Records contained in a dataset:

^^^^^^^^^^^^^^^^

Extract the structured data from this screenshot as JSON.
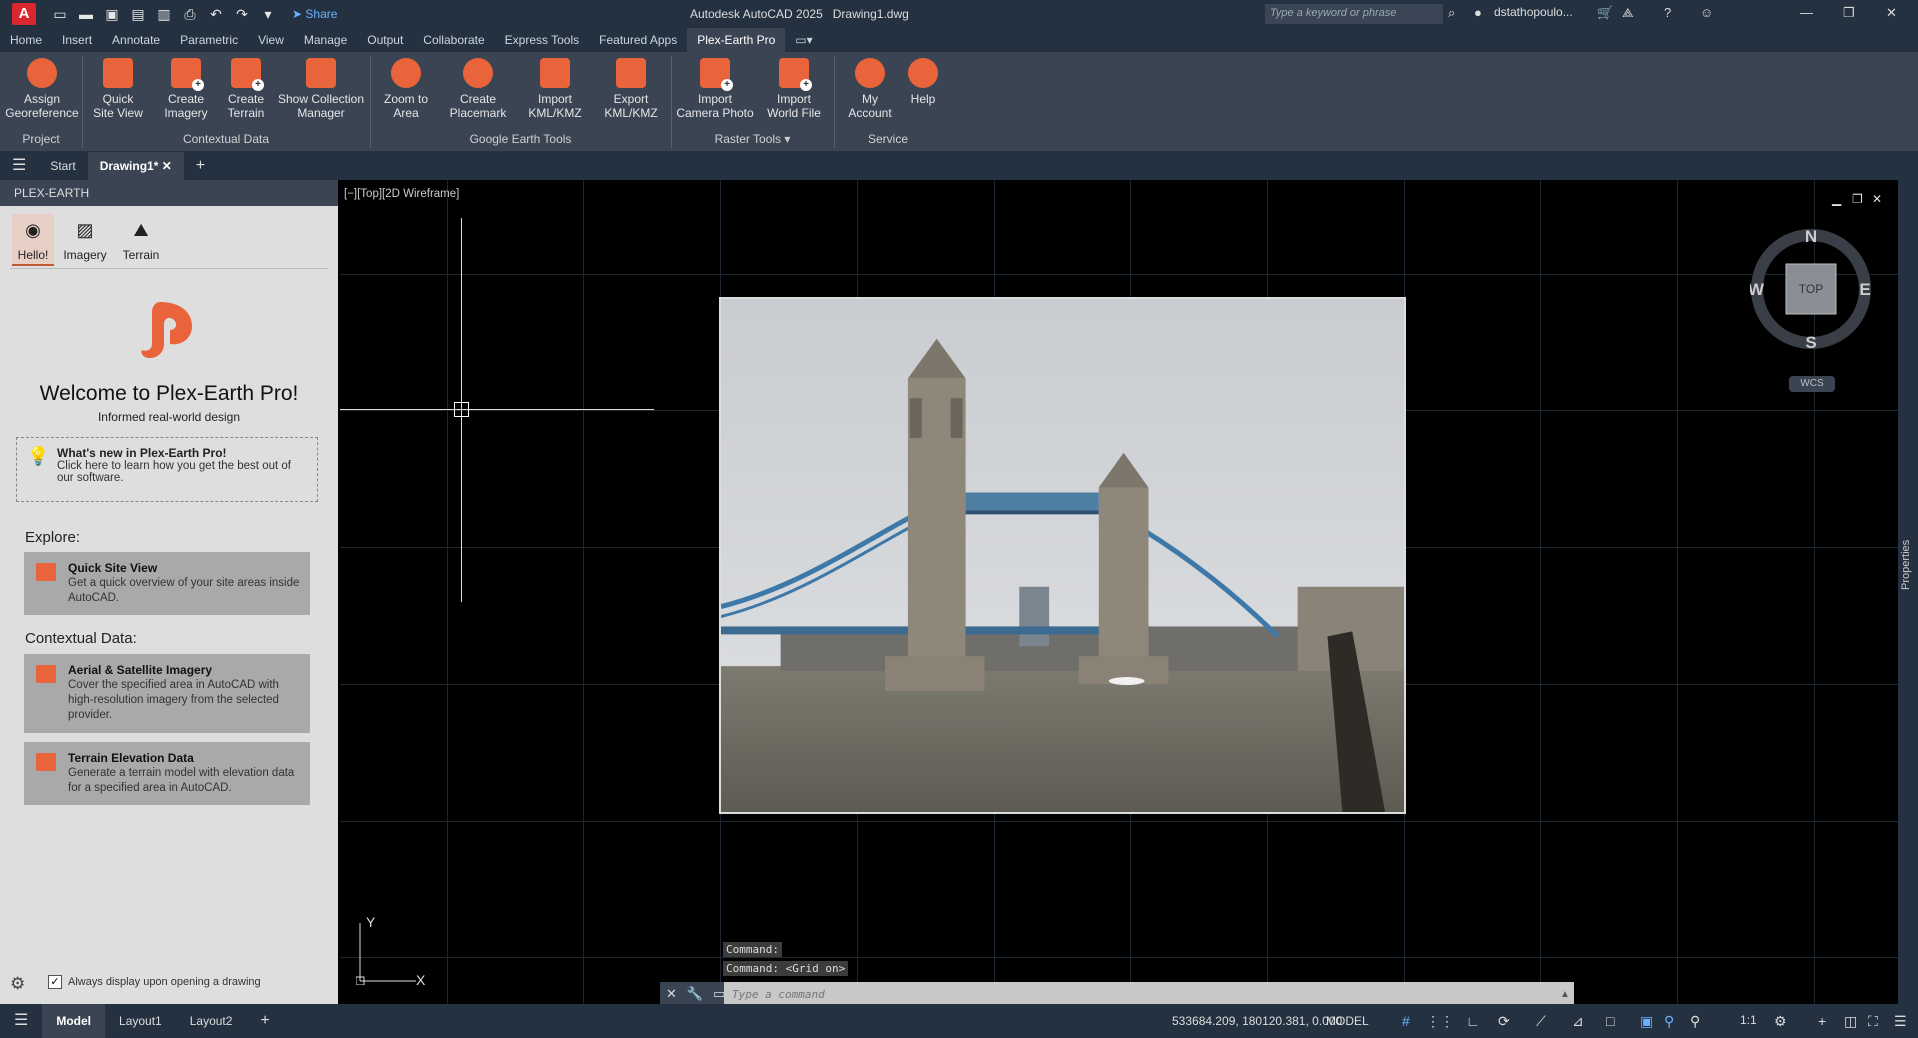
{
  "window": {
    "title_app": "Autodesk AutoCAD 2025",
    "title_file": "Drawing1.dwg",
    "search_placeholder": "Type a keyword or phrase",
    "user": "dstathopoulo...",
    "share": "Share",
    "logo": "A"
  },
  "menu": [
    "Home",
    "Insert",
    "Annotate",
    "Parametric",
    "View",
    "Manage",
    "Output",
    "Collaborate",
    "Express Tools",
    "Featured Apps",
    "Plex-Earth Pro"
  ],
  "ribbon": {
    "buttons": [
      {
        "l1": "Assign",
        "l2": "Georeference",
        "icon": "georeference-icon"
      },
      {
        "l1": "Quick",
        "l2": "Site View",
        "icon": "quick-site-view-icon"
      },
      {
        "l1": "Create",
        "l2": "Imagery",
        "icon": "create-imagery-icon"
      },
      {
        "l1": "Create",
        "l2": "Terrain",
        "icon": "create-terrain-icon"
      },
      {
        "l1": "Show Collection",
        "l2": "Manager",
        "icon": "collection-manager-icon"
      },
      {
        "l1": "Zoom to",
        "l2": "Area",
        "icon": "zoom-to-area-icon"
      },
      {
        "l1": "Create",
        "l2": "Placemark",
        "icon": "placemark-icon"
      },
      {
        "l1": "Import",
        "l2": "KML/KMZ",
        "icon": "import-kml-icon"
      },
      {
        "l1": "Export",
        "l2": "KML/KMZ",
        "icon": "export-kml-icon"
      },
      {
        "l1": "Import",
        "l2": "Camera Photo",
        "icon": "camera-photo-icon"
      },
      {
        "l1": "Import",
        "l2": "World File",
        "icon": "world-file-icon"
      },
      {
        "l1": "My",
        "l2": "Account",
        "icon": "account-icon"
      },
      {
        "l1": "Help",
        "l2": "",
        "icon": "help-icon"
      }
    ],
    "groups": [
      "Project",
      "Contextual Data",
      "Google Earth Tools",
      "Raster Tools",
      "Service"
    ]
  },
  "filetabs": {
    "start": "Start",
    "drawing": "Drawing1*"
  },
  "panel": {
    "title": "PLEX-EARTH",
    "tabs": [
      "Hello!",
      "Imagery",
      "Terrain"
    ],
    "welcome_title": "Welcome to Plex-Earth Pro!",
    "welcome_sub": "Informed real-world design",
    "whatsnew_title": "What's new in Plex-Earth Pro!",
    "whatsnew_body": "Click here to learn how you get the best out of our software.",
    "explore": "Explore:",
    "contextual": "Contextual Data:",
    "cards": [
      {
        "title": "Quick Site View",
        "body": "Get a quick overview of your site areas inside AutoCAD."
      },
      {
        "title": "Aerial & Satellite Imagery",
        "body": "Cover the specified area in AutoCAD with high-resolution imagery from the selected provider."
      },
      {
        "title": "Terrain Elevation Data",
        "body": "Generate a terrain model with elevation data for a specified area in AutoCAD."
      }
    ],
    "always_display": "Always display upon opening a drawing"
  },
  "viewport": {
    "label": "[−][Top][2D Wireframe]",
    "compass": {
      "n": "N",
      "s": "S",
      "e": "E",
      "w": "W",
      "top": "TOP"
    },
    "wcs": "WCS",
    "ucs_x": "X",
    "ucs_y": "Y",
    "properties": "Properties"
  },
  "command": {
    "history": [
      "Command:",
      "Command:  <Grid on>"
    ],
    "placeholder": "Type a command"
  },
  "status": {
    "tabs": [
      "Model",
      "Layout1",
      "Layout2"
    ],
    "coords": "533684.209, 180120.381, 0.000",
    "model": "MODEL",
    "scale": "1:1"
  }
}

^^^^^^^^^^^^^^^^

▶ _Requirements_
Determine how many lines in the listing above hold the word "Type", answering with the number only.

▶ _Task answer_
2